### Material provided
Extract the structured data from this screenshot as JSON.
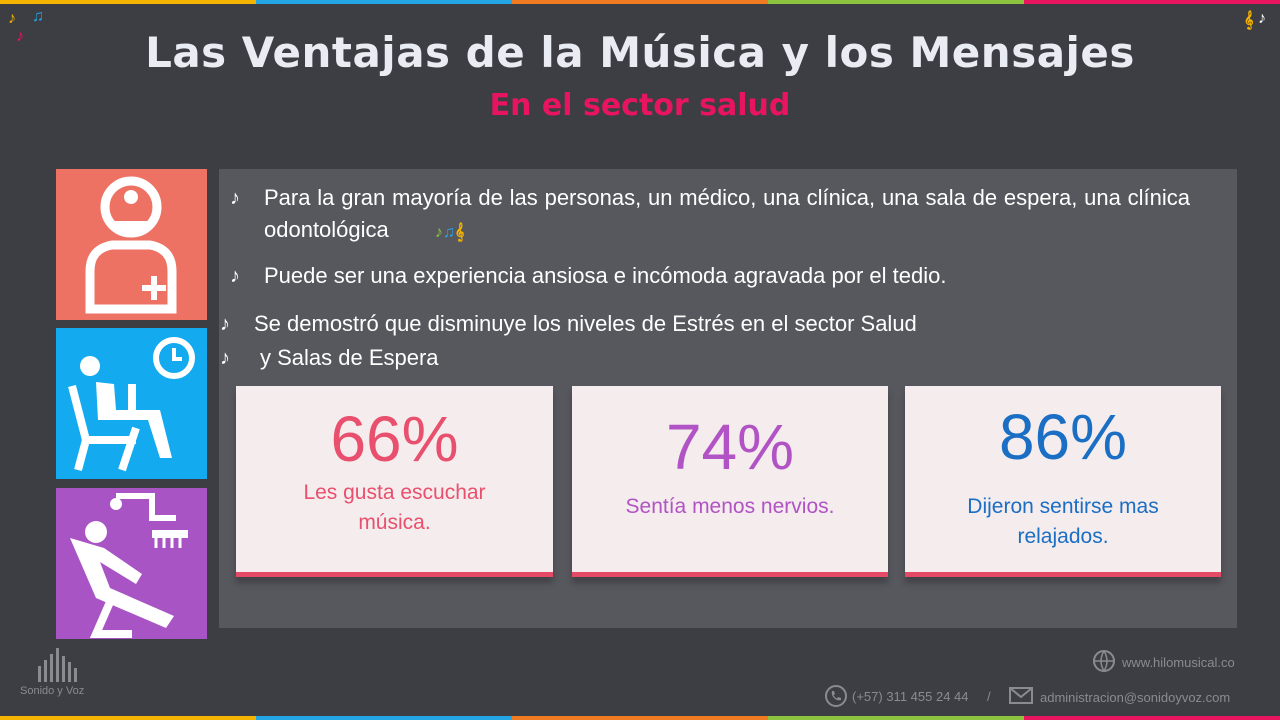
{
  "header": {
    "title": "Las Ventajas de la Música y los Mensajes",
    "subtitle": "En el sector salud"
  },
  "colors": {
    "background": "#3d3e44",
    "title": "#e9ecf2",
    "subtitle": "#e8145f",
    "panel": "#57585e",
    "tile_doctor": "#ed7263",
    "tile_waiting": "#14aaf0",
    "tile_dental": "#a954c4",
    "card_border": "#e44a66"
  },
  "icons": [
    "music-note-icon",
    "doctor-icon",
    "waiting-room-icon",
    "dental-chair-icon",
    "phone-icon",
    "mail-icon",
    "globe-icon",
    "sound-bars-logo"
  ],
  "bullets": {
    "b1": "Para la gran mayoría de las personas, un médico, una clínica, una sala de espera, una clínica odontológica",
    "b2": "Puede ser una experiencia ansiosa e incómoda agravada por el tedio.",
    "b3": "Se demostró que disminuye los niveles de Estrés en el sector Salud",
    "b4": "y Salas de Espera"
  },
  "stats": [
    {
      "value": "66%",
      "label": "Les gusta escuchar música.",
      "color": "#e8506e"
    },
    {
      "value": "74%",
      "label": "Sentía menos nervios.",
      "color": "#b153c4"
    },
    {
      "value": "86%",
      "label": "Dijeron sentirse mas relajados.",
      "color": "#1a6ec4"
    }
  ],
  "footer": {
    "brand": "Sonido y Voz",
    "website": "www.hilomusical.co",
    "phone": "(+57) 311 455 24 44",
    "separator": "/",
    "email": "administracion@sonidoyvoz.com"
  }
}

==

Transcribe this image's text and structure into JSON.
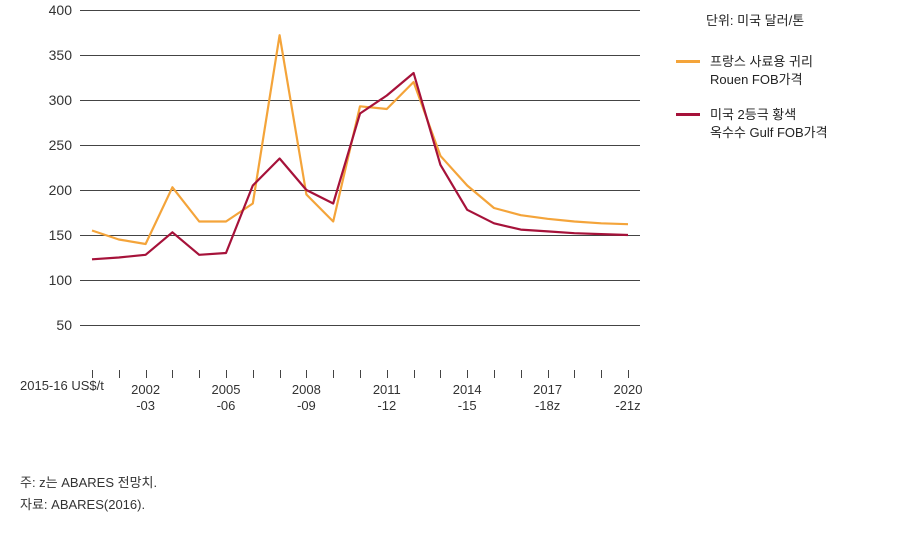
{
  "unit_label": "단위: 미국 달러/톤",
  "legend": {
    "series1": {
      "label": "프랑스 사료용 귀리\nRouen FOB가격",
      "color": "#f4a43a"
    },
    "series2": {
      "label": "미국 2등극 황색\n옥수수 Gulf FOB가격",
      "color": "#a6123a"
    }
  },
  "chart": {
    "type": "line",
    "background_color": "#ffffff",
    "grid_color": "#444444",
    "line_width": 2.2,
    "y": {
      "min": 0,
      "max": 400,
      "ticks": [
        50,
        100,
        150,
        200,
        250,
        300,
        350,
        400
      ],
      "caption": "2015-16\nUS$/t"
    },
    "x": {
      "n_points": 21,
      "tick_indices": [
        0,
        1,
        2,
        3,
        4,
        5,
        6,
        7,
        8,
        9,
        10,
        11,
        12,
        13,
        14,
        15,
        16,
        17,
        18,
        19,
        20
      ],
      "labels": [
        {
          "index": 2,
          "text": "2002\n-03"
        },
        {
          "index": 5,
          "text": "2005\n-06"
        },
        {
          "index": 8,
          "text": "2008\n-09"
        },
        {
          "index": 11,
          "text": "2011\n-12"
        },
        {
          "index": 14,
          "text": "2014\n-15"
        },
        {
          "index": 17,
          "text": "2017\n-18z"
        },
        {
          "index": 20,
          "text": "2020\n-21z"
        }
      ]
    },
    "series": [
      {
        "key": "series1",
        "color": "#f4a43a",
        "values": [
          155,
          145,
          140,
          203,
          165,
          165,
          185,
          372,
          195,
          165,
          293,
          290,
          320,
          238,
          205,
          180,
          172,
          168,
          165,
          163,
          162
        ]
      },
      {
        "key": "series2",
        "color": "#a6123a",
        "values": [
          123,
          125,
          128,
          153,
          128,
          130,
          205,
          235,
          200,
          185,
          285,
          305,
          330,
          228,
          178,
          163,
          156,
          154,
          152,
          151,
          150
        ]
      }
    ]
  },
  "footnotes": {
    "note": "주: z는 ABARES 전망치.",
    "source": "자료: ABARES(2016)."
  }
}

### Challenge
Count the lines in the records above that contain the word "ABARES", and reply with only that number.

### Task output
2